* EXERCISE REQUIREMENTS *
1 - Answer these questions about the Stream Saturator Utility page, one per line, marking each answer (a), (b) or (c):
(a) What full class name does the overview table give for StreamSaturatorUtil?
(b) What flow rate and unit are set for the "Dry Gas" stream in the usage code?
(c) What default value is stated for setMultiPhase?
2 - Write the next part of the Stream Saturator Utility page, starting right after the last line shown.

* DOCUMENT EXCERPT *
○ ○ ○ ○

Stream Saturator Utility
The StreamSaturatorUtil is a utility unit operation that saturates a gas or hydrocarbon stream with water at the stream’s current temperature and pressure conditions. This is essential for simulating:
- Reservoir conditions where gas is in equilibrium with formation water
- Wet gas systems before dehydration
- Water content analysis for hydrate prediction
- Produced water estimation in gas processing
Overview
| Property | Value |
|---|---|
| Class | neqsim.process.equipment.util.StreamSaturatorUtil |
| Type | Two-port equipment (inlet → outlet) |
| Operation | Adds water to saturation at inlet T, P |
Basic Usage
Java
import neqsim.process.equipment.stream.Stream;
import neqsim.process.equipment.util.StreamSaturatorUtil;
import neqsim.thermo.system.SystemSrkEos;
// Create a dry gas stream
SystemSrkEos fluid = new SystemSrkEos(273.15 + 30.0, 50.0);
fluid.addComponent("methane", 0.90);
fluid.addComponent("ethane", 0.05);
fluid.addComponent("propane", 0.03);
fluid.addComponent("CO2", 0.02);
fluid.setMixingRule("classic");
Stream dryGas = new Stream("Dry Gas", fluid);
dryGas.setFlowRate(100000.0, "Sm3/day");
dryGas.setTemperature(30.0, "C");
dryGas.setPressure(50.0, "bara");
dryGas.run();
// Saturate with water
StreamSaturatorUtil saturator = new StreamSaturatorUtil("Water Saturator", dryGas);
saturator.run();
// Get saturated stream
Stream wetGas = new Stream("Wet Gas", saturator.getOutletStream());
wetGas.run();
// Check water content
double waterContent = wetGas.getFluid().getComponent("water").getx() * 1e6; // ppm molar
System.out.println("Water content: " + waterContent + " ppm (molar)");
Python (neqsim-python)
from neqsim import jneqsim
# Create fluid
SystemSrkEos = jneqsim.thermo.system.SystemSrkEos
fluid = SystemSrkEos(273.15 + 30.0, 50.0)
fluid.addComponent("methane", 0.90)
fluid.addComponent("ethane", 0.05)
fluid.addComponent("propane", 0.03)
fluid.addComponent("CO2", 0.02)
fluid.setMixingRule("classic")
# Create stream and saturator
Stream = jneqsim.process.equipment.stream.Stream
StreamSaturatorUtil = jneqsim.process.equipment.util.StreamSaturatorUtil
dry_gas = Stream("Dry Gas", fluid)
dry_gas.setFlowRate(100000.0, "Sm3/day")
dry_gas.setTemperature(30.0, "C")
dry_gas.setPressure(50.0, "bara")
dry_gas.run()
saturator = StreamSaturatorUtil("Water Saturator", dry_gas)
saturator.run()
wet_gas = Stream("Wet Gas", saturator.getOutletStream())
wet_gas.run()
# Get water content
water_mole_frac = wet_gas.getFluid().getComponent("water").getx()
print(f"Water content: {water_mole_frac * 1e6:.1f} ppm (molar)")
Configuration Options
Multi-Phase Check
Enable multi-phase calculations to handle systems where liquid water may form:
saturator.setMultiPhase(true); // Default: true
When multiPhase = true, the saturator enables multi-phase thermodynamic calculations to properly handle:
- Gas + aqueous systems
- Three-phase (gas + oil + water) systems
- Condensate systems with water
Approach to Saturation
Control the degree of saturation (useful for sensitivity studies):
// 100% saturated (default)

○ ○ ○ ○

* DATA LINES *
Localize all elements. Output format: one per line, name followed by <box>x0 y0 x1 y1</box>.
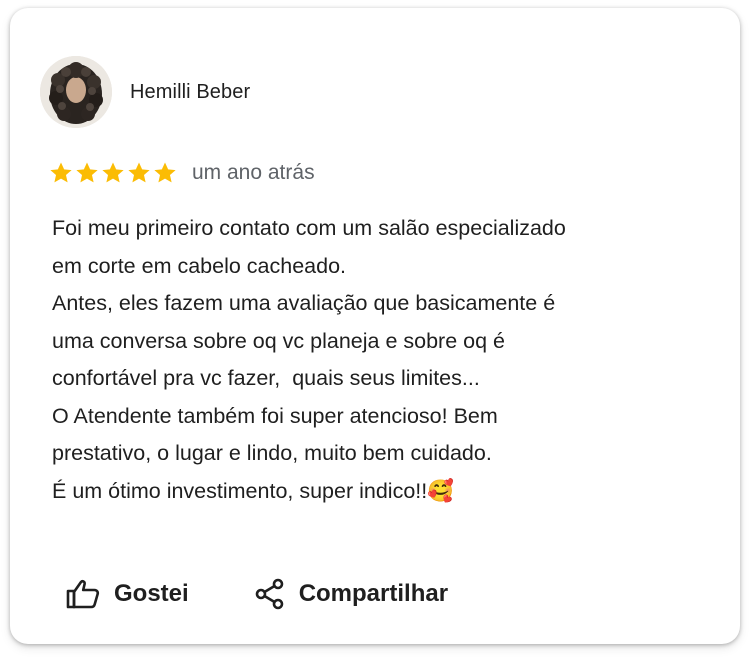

○ ○ ○ ○

* OUTPUTS IN ORDER *
1 -
(a) neqsim.process.equipment.util.StreamSaturatorUtil
(b) 100000.0 Sm3/day
(c) true

2 -
saturator.setApprachToSaturation(1.0);
// 80% of saturation water content
saturator.setApprachToSaturation(0.8);
// 50% saturated (undersaturated)
saturator.setApprachToSaturation(0.5);
This is useful for:
- Modeling partially saturated reservoir gas
- Sensitivity analysis on water content
- Simulating gas that hasn’t reached equilibrium
Process System Integration
In a Full Process Model
import neqsim.process.processmodel.ProcessSystem;
import neqsim.process.equipment.separator.Separator;
import neqsim.process.equipment.compressor.Compressor;
ProcessSystem process = new ProcessSystem();
// Feed stream
Stream feed = new Stream("Feed", fluid);
feed.setFlowRate(50000.0, "kg/hr");
feed.setTemperature(40.0, "C");
feed.setPressure(37.0, "bara");
process.add(feed);
// Saturate with water (simulate reservoir conditions)
StreamSaturatorUtil saturator = new StreamSaturatorUtil("Water Saturator", feed);
process.add(saturator);
// Saturated stream for downstream processing
Stream wetFeed = new Stream("Wet Feed", saturator.getOutletStream());
process.add(wetFeed);
// Inlet separator (will now show water phase)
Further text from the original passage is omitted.